[Problem to work on] Set the listing down again in full, word for word, with the pictures left out.

::: Supplied entries :::

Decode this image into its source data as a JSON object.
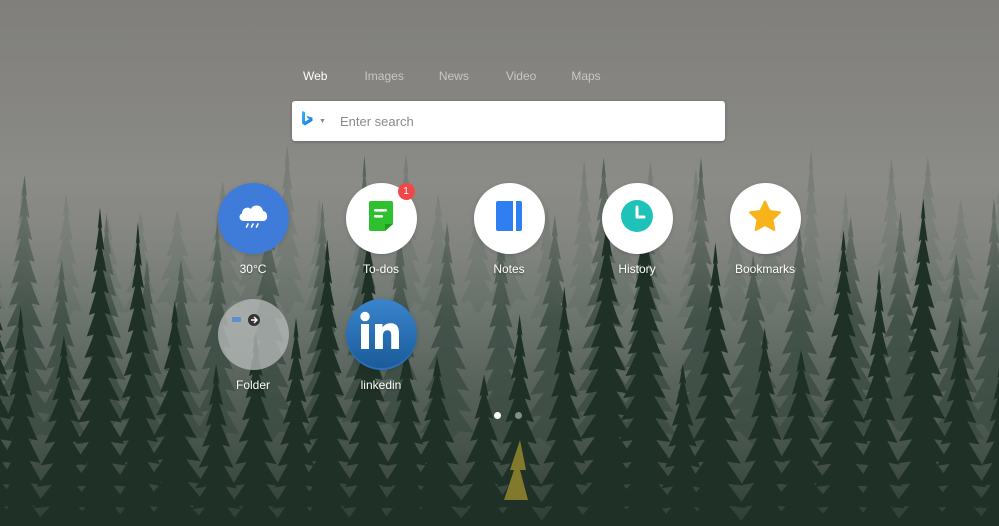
{
  "search": {
    "tabs": [
      {
        "label": "Web",
        "active": true
      },
      {
        "label": "Images",
        "active": false
      },
      {
        "label": "News",
        "active": false
      },
      {
        "label": "Video",
        "active": false
      },
      {
        "label": "Maps",
        "active": false
      }
    ],
    "placeholder": "Enter search",
    "engine_icon": "bing-icon"
  },
  "tiles": [
    {
      "label": "30°C",
      "icon": "weather-cloud-rain-icon",
      "color": "#3f7cd9"
    },
    {
      "label": "To-dos",
      "icon": "todo-note-icon",
      "color": "#2ec02e",
      "badge": "1"
    },
    {
      "label": "Notes",
      "icon": "notebook-icon",
      "color": "#2f7ef2"
    },
    {
      "label": "History",
      "icon": "clock-icon",
      "color": "#1fc2b8"
    },
    {
      "label": "Bookmarks",
      "icon": "star-icon",
      "color": "#f7b319"
    },
    {
      "label": "Folder",
      "icon": "folder-icon"
    },
    {
      "label": "linkedin",
      "icon": "linkedin-icon",
      "color": "#2a71b7"
    }
  ],
  "pagination": {
    "pages": 2,
    "current": 1
  }
}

:::

[Output for this exercise]
Decode this image into its source data as a JSON object.
{
  "search": {
    "tabs": [
      {
        "label": "Web",
        "active": true
      },
      {
        "label": "Images",
        "active": false
      },
      {
        "label": "News",
        "active": false
      },
      {
        "label": "Video",
        "active": false
      },
      {
        "label": "Maps",
        "active": false
      }
    ],
    "placeholder": "Enter search",
    "engine_icon": "bing-icon"
  },
  "tiles": [
    {
      "label": "30°C",
      "icon": "weather-cloud-rain-icon",
      "color": "#3f7cd9"
    },
    {
      "label": "To-dos",
      "icon": "todo-note-icon",
      "color": "#2ec02e",
      "badge": "1"
    },
    {
      "label": "Notes",
      "icon": "notebook-icon",
      "color": "#2f7ef2"
    },
    {
      "label": "History",
      "icon": "clock-icon",
      "color": "#1fc2b8"
    },
    {
      "label": "Bookmarks",
      "icon": "star-icon",
      "color": "#f7b319"
    },
    {
      "label": "Folder",
      "icon": "folder-icon"
    },
    {
      "label": "linkedin",
      "icon": "linkedin-icon",
      "color": "#2a71b7"
    }
  ],
  "pagination": {
    "pages": 2,
    "current": 1
  }
}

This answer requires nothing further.